> Written task
Quote all of the data that follows exactly as written, skipping the images.

══ Extracted entries

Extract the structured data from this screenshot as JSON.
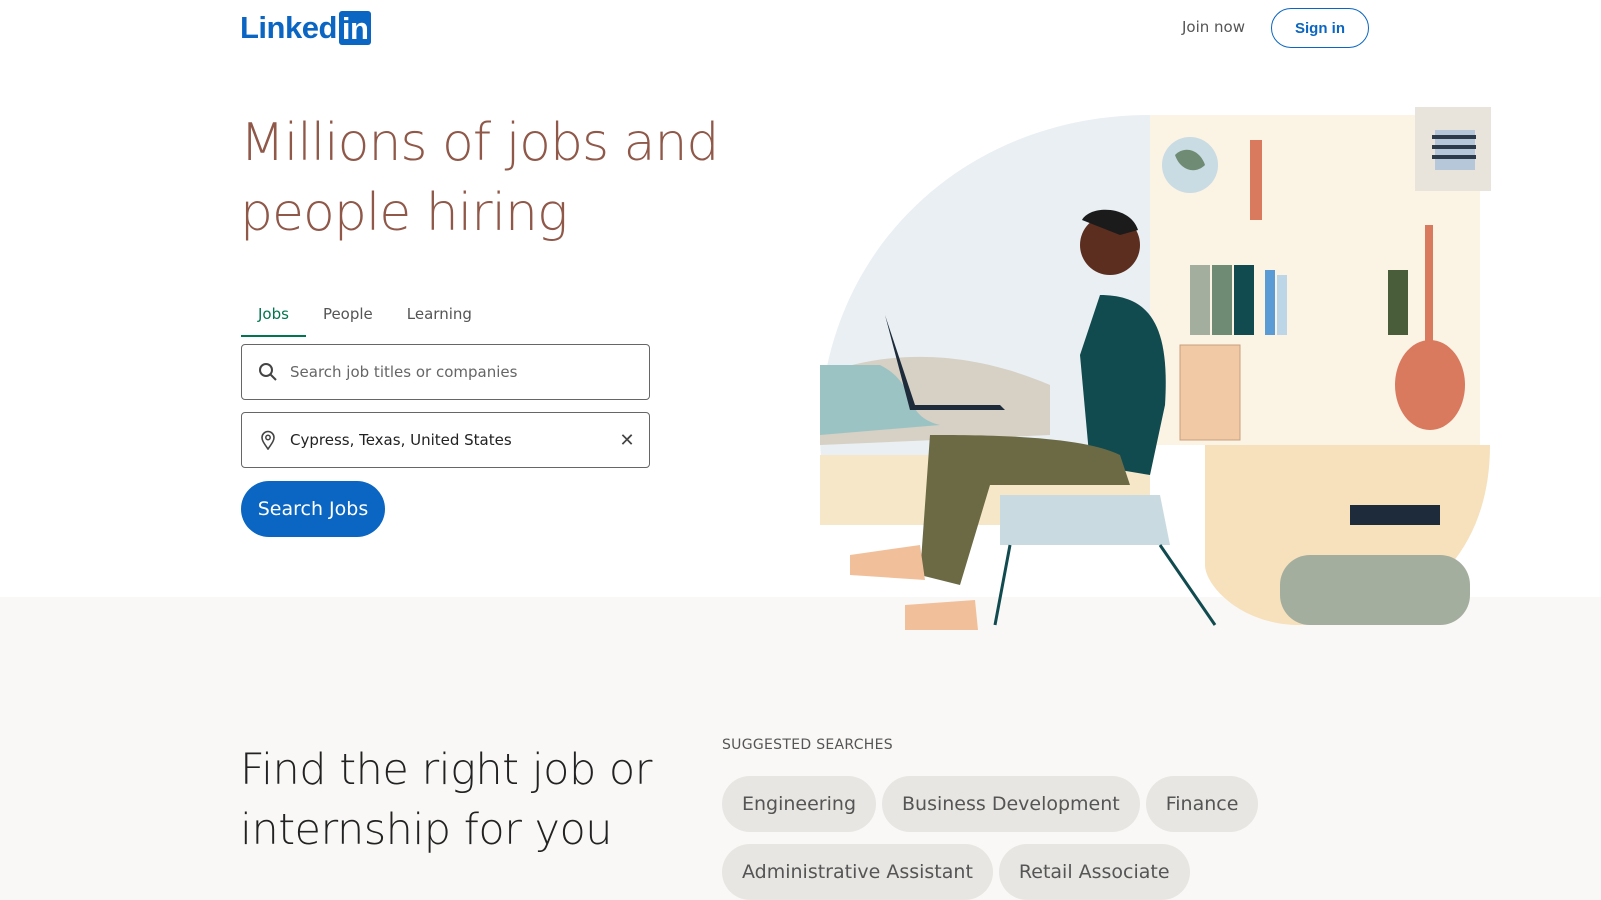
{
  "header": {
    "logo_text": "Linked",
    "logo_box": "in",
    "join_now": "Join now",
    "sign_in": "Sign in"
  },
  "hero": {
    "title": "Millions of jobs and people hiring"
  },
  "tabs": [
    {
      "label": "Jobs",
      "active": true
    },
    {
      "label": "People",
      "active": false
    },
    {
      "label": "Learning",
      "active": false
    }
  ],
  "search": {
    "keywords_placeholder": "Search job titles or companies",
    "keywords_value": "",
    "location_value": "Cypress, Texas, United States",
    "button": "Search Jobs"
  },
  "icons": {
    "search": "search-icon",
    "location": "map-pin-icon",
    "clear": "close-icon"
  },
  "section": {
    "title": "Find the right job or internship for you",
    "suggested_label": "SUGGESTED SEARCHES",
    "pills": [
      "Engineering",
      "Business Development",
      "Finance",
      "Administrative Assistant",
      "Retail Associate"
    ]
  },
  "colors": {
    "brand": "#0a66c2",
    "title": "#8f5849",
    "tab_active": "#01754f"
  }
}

════

> Reply
Extract the structured data from this screenshot as JSON.
{
  "header": {
    "logo_text": "Linked",
    "logo_box": "in",
    "join_now": "Join now",
    "sign_in": "Sign in"
  },
  "hero": {
    "title": "Millions of jobs and people hiring"
  },
  "tabs": [
    {
      "label": "Jobs",
      "active": true
    },
    {
      "label": "People",
      "active": false
    },
    {
      "label": "Learning",
      "active": false
    }
  ],
  "search": {
    "keywords_placeholder": "Search job titles or companies",
    "keywords_value": "",
    "location_value": "Cypress, Texas, United States",
    "button": "Search Jobs"
  },
  "icons": {
    "search": "search-icon",
    "location": "map-pin-icon",
    "clear": "close-icon"
  },
  "section": {
    "title": "Find the right job or internship for you",
    "suggested_label": "SUGGESTED SEARCHES",
    "pills": [
      "Engineering",
      "Business Development",
      "Finance",
      "Administrative Assistant",
      "Retail Associate"
    ]
  },
  "colors": {
    "brand": "#0a66c2",
    "title": "#8f5849",
    "tab_active": "#01754f"
  }
}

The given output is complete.